**REQUIRED ACTION**
Check each line of the entries below for the word "text", and copy out the ones that have it.

**DATA FOR THE TASK**
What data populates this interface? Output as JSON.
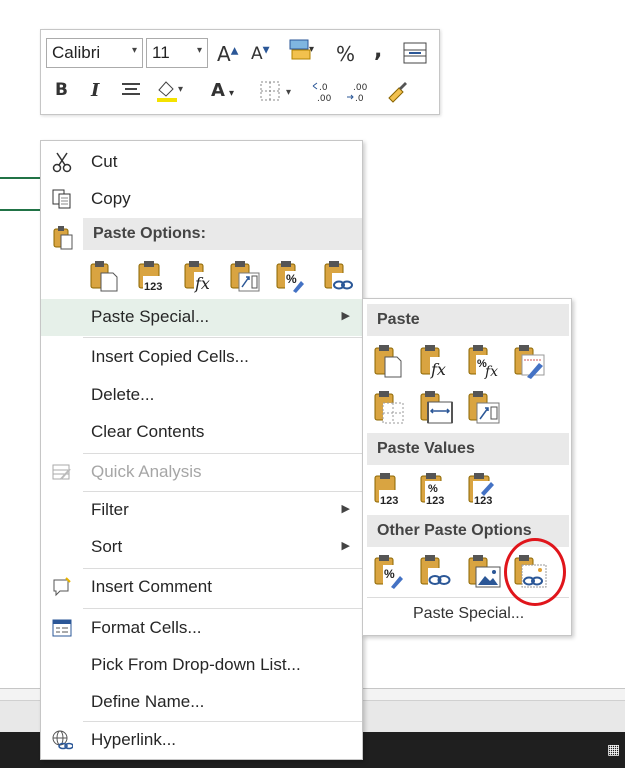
{
  "toolbar": {
    "font_name": "Calibri",
    "font_size": "11",
    "grow_font": "A",
    "shrink_font": "A",
    "percent": "%",
    "comma": ",",
    "bold": "B",
    "italic": "I",
    "font_color": "A",
    "dec_inc": "←.0 .00",
    "dec_dec": ".00 →.0"
  },
  "menu": {
    "cut": "Cut",
    "copy": "Copy",
    "paste_options_header": "Paste Options:",
    "paste_special": "Paste Special...",
    "insert_copied_cells": "Insert Copied Cells...",
    "delete": "Delete...",
    "clear_contents": "Clear Contents",
    "quick_analysis": "Quick Analysis",
    "filter": "Filter",
    "sort": "Sort",
    "insert_comment": "Insert Comment",
    "format_cells": "Format Cells...",
    "pick_from_dropdown": "Pick From Drop-down List...",
    "define_name": "Define Name...",
    "hyperlink": "Hyperlink..."
  },
  "submenu": {
    "paste_header": "Paste",
    "paste_values_header": "Paste Values",
    "other_paste_header": "Other Paste Options",
    "paste_special_link": "Paste Special..."
  },
  "icon_labels": {
    "values": "123",
    "formula": "fx",
    "percent": "%"
  },
  "colors": {
    "accent_green": "#217346",
    "highlight": "#e6f0e9",
    "section_bg": "#e9e9e9",
    "clipboard": "#d9a441",
    "circle_red": "#e0151b"
  }
}
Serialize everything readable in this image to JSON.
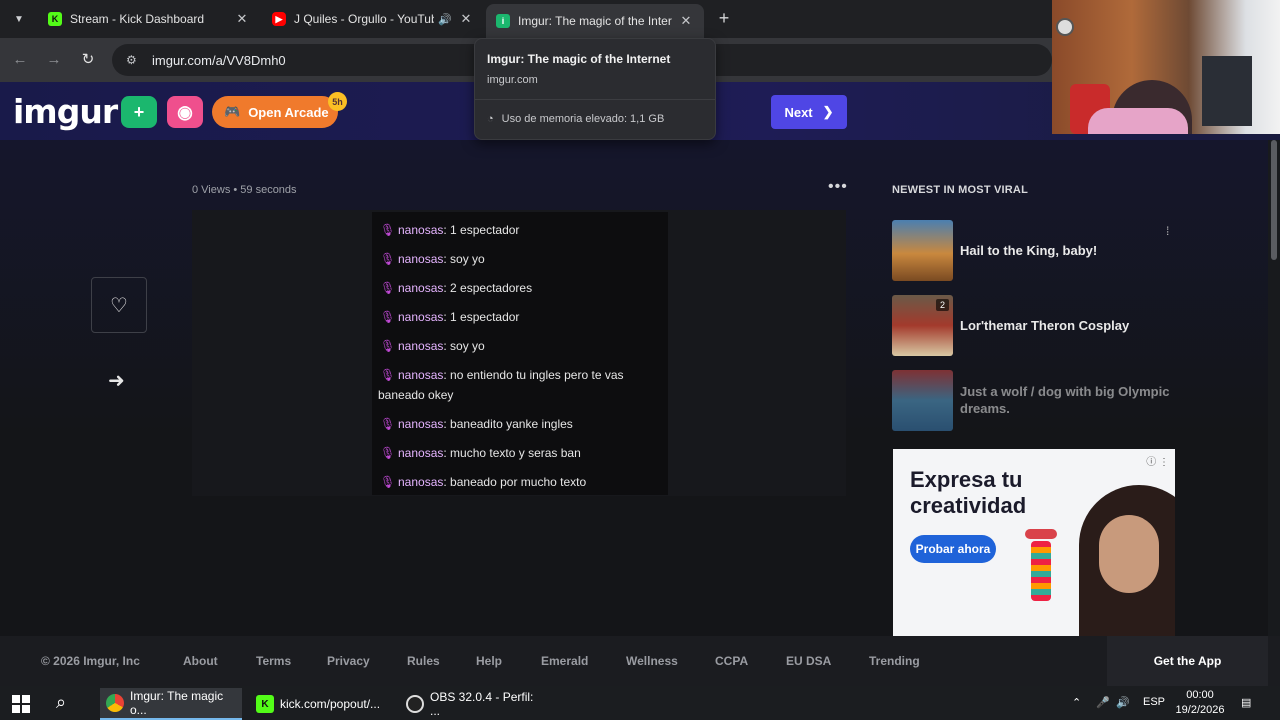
{
  "browser": {
    "tabs": [
      {
        "title": "Stream - Kick Dashboard",
        "favicon": "kick-icon"
      },
      {
        "title": "J Quiles - Orgullo - YouTube",
        "favicon": "youtube-icon"
      },
      {
        "title": "Imgur: The magic of the Internet",
        "favicon": "imgur-icon"
      }
    ],
    "url": "imgur.com/a/VV8Dmh0",
    "hover_card": {
      "title": "Imgur: The magic of the Internet",
      "domain": "imgur.com",
      "memory": "Uso de memoria elevado: 1,1 GB"
    }
  },
  "header": {
    "logo": "imgur",
    "arcade_label": "Open Arcade",
    "arcade_badge": "5h",
    "next_label": "Next"
  },
  "post": {
    "meta": "0 Views • 59 seconds"
  },
  "chat": [
    {
      "user": "nanosas",
      "text": ": 1 espectador"
    },
    {
      "user": "nanosas",
      "text": ": soy yo"
    },
    {
      "user": "nanosas",
      "text": ": 2 espectadores"
    },
    {
      "user": "nanosas",
      "text": ": 1 espectador"
    },
    {
      "user": "nanosas",
      "text": ": soy yo"
    },
    {
      "user": "nanosas",
      "text": ": no entiendo tu ingles pero te vas baneado okey"
    },
    {
      "user": "nanosas",
      "text": ": baneadito yanke ingles"
    },
    {
      "user": "nanosas",
      "text": ": mucho texto y seras ban"
    },
    {
      "user": "nanosas",
      "text": ": baneado por mucho texto"
    }
  ],
  "sidebar": {
    "title": "NEWEST IN MOST VIRAL",
    "items": [
      {
        "title": "Hail to the King, baby!",
        "count": ""
      },
      {
        "title": "Lor'themar Theron Cosplay",
        "count": "2"
      },
      {
        "title": "Just a wolf / dog with big Olympic dreams.",
        "count": ""
      }
    ]
  },
  "ad": {
    "headline": "Expresa tu creatividad",
    "cta": "Probar ahora"
  },
  "footer": {
    "copyright": "© 2026 Imgur, Inc",
    "links": [
      "About",
      "Terms",
      "Privacy",
      "Rules",
      "Help",
      "Emerald",
      "Wellness",
      "CCPA",
      "EU DSA",
      "Trending"
    ],
    "get_app": "Get the App"
  },
  "taskbar": {
    "items": [
      {
        "label": "Imgur: The magic o..."
      },
      {
        "label": "kick.com/popout/..."
      },
      {
        "label": "OBS 32.0.4 - Perfil: ..."
      }
    ],
    "language": "ESP",
    "time": "00:00",
    "date": "19/2/2026"
  }
}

**RESPONSE TO THIS TASK**
      "text": ": 1 espectador"
      "text": ": soy yo"
      "text": ": 2 espectadores"
      "text": ": 1 espectador"
      "text": ": soy yo"
      "text": ": no entiendo tu ingles pero te vas baneado okey"
      "text": ": baneadito yanke ingles"
      "text": ": mucho texto y seras ban"
      "text": ": baneado por mucho texto"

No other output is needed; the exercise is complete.